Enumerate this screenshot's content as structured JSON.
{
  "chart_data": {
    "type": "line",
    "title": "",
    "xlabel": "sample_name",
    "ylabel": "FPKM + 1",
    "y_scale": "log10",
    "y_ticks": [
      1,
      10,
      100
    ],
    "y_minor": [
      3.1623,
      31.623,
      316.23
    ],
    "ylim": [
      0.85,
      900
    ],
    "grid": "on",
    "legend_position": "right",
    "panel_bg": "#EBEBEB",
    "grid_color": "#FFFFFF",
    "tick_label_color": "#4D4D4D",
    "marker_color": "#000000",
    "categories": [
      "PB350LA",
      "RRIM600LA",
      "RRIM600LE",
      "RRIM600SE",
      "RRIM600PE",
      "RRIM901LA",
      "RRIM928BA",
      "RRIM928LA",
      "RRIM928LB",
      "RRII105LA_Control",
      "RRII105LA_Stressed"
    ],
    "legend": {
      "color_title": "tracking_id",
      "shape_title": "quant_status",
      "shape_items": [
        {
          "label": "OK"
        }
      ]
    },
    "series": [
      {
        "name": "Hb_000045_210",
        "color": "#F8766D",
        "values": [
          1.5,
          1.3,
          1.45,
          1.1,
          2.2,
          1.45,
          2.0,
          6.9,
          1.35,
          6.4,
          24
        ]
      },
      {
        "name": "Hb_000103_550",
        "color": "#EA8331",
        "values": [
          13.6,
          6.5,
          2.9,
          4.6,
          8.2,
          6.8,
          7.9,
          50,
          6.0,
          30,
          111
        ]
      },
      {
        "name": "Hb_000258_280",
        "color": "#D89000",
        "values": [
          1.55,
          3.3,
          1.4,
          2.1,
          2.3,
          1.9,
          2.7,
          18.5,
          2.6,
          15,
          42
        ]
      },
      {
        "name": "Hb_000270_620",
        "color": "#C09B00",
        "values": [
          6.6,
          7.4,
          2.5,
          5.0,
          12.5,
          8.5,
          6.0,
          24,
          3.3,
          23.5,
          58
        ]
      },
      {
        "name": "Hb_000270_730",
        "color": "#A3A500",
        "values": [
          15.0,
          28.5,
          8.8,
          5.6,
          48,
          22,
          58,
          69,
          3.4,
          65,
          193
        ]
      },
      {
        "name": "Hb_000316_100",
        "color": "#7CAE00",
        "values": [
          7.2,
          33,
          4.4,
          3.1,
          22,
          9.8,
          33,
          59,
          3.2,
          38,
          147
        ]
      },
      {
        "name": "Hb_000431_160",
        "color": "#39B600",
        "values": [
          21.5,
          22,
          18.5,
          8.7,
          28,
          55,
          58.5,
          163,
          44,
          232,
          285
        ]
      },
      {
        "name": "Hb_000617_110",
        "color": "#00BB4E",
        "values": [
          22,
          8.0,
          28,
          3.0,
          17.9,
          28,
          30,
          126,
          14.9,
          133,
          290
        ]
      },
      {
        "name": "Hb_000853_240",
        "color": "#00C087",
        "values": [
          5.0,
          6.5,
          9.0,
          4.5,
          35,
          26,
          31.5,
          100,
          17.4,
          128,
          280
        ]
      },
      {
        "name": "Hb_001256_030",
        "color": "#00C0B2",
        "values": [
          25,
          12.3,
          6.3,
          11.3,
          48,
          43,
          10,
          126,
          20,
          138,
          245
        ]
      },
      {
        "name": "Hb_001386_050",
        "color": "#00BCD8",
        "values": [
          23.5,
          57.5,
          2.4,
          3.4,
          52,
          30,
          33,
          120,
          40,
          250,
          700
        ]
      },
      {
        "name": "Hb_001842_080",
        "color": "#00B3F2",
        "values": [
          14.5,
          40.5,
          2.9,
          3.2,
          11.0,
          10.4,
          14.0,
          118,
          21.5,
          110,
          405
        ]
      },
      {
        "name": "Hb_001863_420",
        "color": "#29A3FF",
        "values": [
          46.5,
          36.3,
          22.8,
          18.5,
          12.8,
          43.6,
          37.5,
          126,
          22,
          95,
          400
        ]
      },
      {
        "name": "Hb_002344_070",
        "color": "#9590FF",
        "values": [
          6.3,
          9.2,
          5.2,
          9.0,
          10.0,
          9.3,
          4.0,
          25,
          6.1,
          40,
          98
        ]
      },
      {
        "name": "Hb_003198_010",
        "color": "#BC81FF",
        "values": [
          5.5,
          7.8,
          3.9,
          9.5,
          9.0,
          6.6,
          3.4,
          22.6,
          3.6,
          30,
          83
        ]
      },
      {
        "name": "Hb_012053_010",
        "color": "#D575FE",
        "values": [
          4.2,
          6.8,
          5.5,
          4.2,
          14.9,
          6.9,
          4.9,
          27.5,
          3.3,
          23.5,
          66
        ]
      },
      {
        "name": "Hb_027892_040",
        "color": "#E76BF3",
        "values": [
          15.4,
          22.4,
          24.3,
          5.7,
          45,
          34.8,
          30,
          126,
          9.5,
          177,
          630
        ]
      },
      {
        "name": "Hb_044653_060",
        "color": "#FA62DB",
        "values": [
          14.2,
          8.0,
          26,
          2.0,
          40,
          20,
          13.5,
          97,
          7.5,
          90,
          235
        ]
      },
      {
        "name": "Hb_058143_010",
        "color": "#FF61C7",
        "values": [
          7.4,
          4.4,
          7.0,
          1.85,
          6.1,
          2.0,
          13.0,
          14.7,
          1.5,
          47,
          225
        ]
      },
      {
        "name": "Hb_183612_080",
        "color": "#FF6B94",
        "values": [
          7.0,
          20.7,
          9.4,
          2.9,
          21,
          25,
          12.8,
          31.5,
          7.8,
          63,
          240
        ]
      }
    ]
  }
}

[EXERCISE AIM]: Reproduce the listing shown above in its entirety, exactly.

[EXPECTED ANSWER]:
Enumerate this screenshot's content as structured JSON.
{
  "chart_data": {
    "type": "line",
    "title": "",
    "xlabel": "sample_name",
    "ylabel": "FPKM + 1",
    "y_scale": "log10",
    "y_ticks": [
      1,
      10,
      100
    ],
    "y_minor": [
      3.1623,
      31.623,
      316.23
    ],
    "ylim": [
      0.85,
      900
    ],
    "grid": "on",
    "legend_position": "right",
    "panel_bg": "#EBEBEB",
    "grid_color": "#FFFFFF",
    "tick_label_color": "#4D4D4D",
    "marker_color": "#000000",
    "categories": [
      "PB350LA",
      "RRIM600LA",
      "RRIM600LE",
      "RRIM600SE",
      "RRIM600PE",
      "RRIM901LA",
      "RRIM928BA",
      "RRIM928LA",
      "RRIM928LB",
      "RRII105LA_Control",
      "RRII105LA_Stressed"
    ],
    "legend": {
      "color_title": "tracking_id",
      "shape_title": "quant_status",
      "shape_items": [
        {
          "label": "OK"
        }
      ]
    },
    "series": [
      {
        "name": "Hb_000045_210",
        "color": "#F8766D",
        "values": [
          1.5,
          1.3,
          1.45,
          1.1,
          2.2,
          1.45,
          2.0,
          6.9,
          1.35,
          6.4,
          24
        ]
      },
      {
        "name": "Hb_000103_550",
        "color": "#EA8331",
        "values": [
          13.6,
          6.5,
          2.9,
          4.6,
          8.2,
          6.8,
          7.9,
          50,
          6.0,
          30,
          111
        ]
      },
      {
        "name": "Hb_000258_280",
        "color": "#D89000",
        "values": [
          1.55,
          3.3,
          1.4,
          2.1,
          2.3,
          1.9,
          2.7,
          18.5,
          2.6,
          15,
          42
        ]
      },
      {
        "name": "Hb_000270_620",
        "color": "#C09B00",
        "values": [
          6.6,
          7.4,
          2.5,
          5.0,
          12.5,
          8.5,
          6.0,
          24,
          3.3,
          23.5,
          58
        ]
      },
      {
        "name": "Hb_000270_730",
        "color": "#A3A500",
        "values": [
          15.0,
          28.5,
          8.8,
          5.6,
          48,
          22,
          58,
          69,
          3.4,
          65,
          193
        ]
      },
      {
        "name": "Hb_000316_100",
        "color": "#7CAE00",
        "values": [
          7.2,
          33,
          4.4,
          3.1,
          22,
          9.8,
          33,
          59,
          3.2,
          38,
          147
        ]
      },
      {
        "name": "Hb_000431_160",
        "color": "#39B600",
        "values": [
          21.5,
          22,
          18.5,
          8.7,
          28,
          55,
          58.5,
          163,
          44,
          232,
          285
        ]
      },
      {
        "name": "Hb_000617_110",
        "color": "#00BB4E",
        "values": [
          22,
          8.0,
          28,
          3.0,
          17.9,
          28,
          30,
          126,
          14.9,
          133,
          290
        ]
      },
      {
        "name": "Hb_000853_240",
        "color": "#00C087",
        "values": [
          5.0,
          6.5,
          9.0,
          4.5,
          35,
          26,
          31.5,
          100,
          17.4,
          128,
          280
        ]
      },
      {
        "name": "Hb_001256_030",
        "color": "#00C0B2",
        "values": [
          25,
          12.3,
          6.3,
          11.3,
          48,
          43,
          10,
          126,
          20,
          138,
          245
        ]
      },
      {
        "name": "Hb_001386_050",
        "color": "#00BCD8",
        "values": [
          23.5,
          57.5,
          2.4,
          3.4,
          52,
          30,
          33,
          120,
          40,
          250,
          700
        ]
      },
      {
        "name": "Hb_001842_080",
        "color": "#00B3F2",
        "values": [
          14.5,
          40.5,
          2.9,
          3.2,
          11.0,
          10.4,
          14.0,
          118,
          21.5,
          110,
          405
        ]
      },
      {
        "name": "Hb_001863_420",
        "color": "#29A3FF",
        "values": [
          46.5,
          36.3,
          22.8,
          18.5,
          12.8,
          43.6,
          37.5,
          126,
          22,
          95,
          400
        ]
      },
      {
        "name": "Hb_002344_070",
        "color": "#9590FF",
        "values": [
          6.3,
          9.2,
          5.2,
          9.0,
          10.0,
          9.3,
          4.0,
          25,
          6.1,
          40,
          98
        ]
      },
      {
        "name": "Hb_003198_010",
        "color": "#BC81FF",
        "values": [
          5.5,
          7.8,
          3.9,
          9.5,
          9.0,
          6.6,
          3.4,
          22.6,
          3.6,
          30,
          83
        ]
      },
      {
        "name": "Hb_012053_010",
        "color": "#D575FE",
        "values": [
          4.2,
          6.8,
          5.5,
          4.2,
          14.9,
          6.9,
          4.9,
          27.5,
          3.3,
          23.5,
          66
        ]
      },
      {
        "name": "Hb_027892_040",
        "color": "#E76BF3",
        "values": [
          15.4,
          22.4,
          24.3,
          5.7,
          45,
          34.8,
          30,
          126,
          9.5,
          177,
          630
        ]
      },
      {
        "name": "Hb_044653_060",
        "color": "#FA62DB",
        "values": [
          14.2,
          8.0,
          26,
          2.0,
          40,
          20,
          13.5,
          97,
          7.5,
          90,
          235
        ]
      },
      {
        "name": "Hb_058143_010",
        "color": "#FF61C7",
        "values": [
          7.4,
          4.4,
          7.0,
          1.85,
          6.1,
          2.0,
          13.0,
          14.7,
          1.5,
          47,
          225
        ]
      },
      {
        "name": "Hb_183612_080",
        "color": "#FF6B94",
        "values": [
          7.0,
          20.7,
          9.4,
          2.9,
          21,
          25,
          12.8,
          31.5,
          7.8,
          63,
          240
        ]
      }
    ]
  }
}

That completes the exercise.